Copy each line of the data below exactly, leaving out pictures.

Given records:
***

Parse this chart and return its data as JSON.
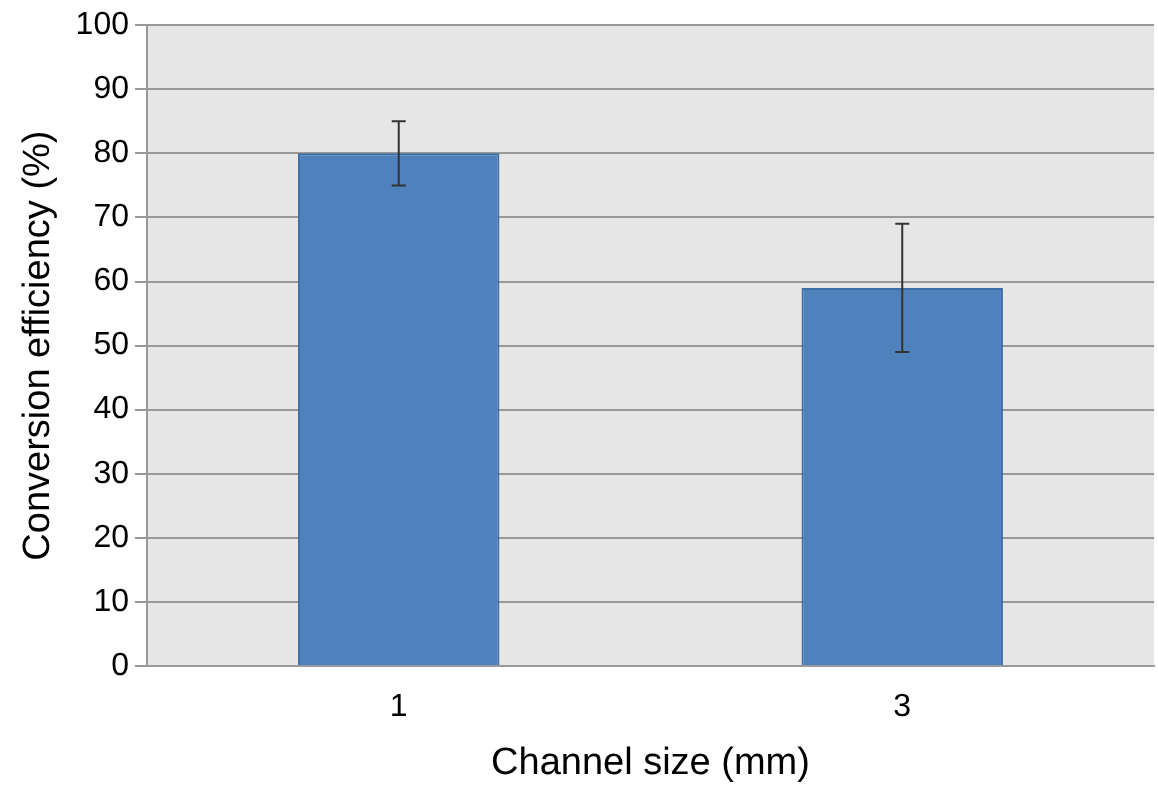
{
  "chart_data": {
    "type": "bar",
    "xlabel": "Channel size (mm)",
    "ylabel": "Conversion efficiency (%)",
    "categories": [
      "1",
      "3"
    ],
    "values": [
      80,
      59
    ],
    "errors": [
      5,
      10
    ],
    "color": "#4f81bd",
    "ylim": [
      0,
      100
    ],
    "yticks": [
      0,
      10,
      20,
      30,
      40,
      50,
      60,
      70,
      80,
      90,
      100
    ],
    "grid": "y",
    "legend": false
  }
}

***

Completed task:
Parse this chart and return its data as JSON.
{
  "chart_data": {
    "type": "bar",
    "xlabel": "Channel size (mm)",
    "ylabel": "Conversion efficiency (%)",
    "categories": [
      "1",
      "3"
    ],
    "values": [
      80,
      59
    ],
    "errors": [
      5,
      10
    ],
    "color": "#4f81bd",
    "ylim": [
      0,
      100
    ],
    "yticks": [
      0,
      10,
      20,
      30,
      40,
      50,
      60,
      70,
      80,
      90,
      100
    ],
    "grid": "y",
    "legend": false
  }
}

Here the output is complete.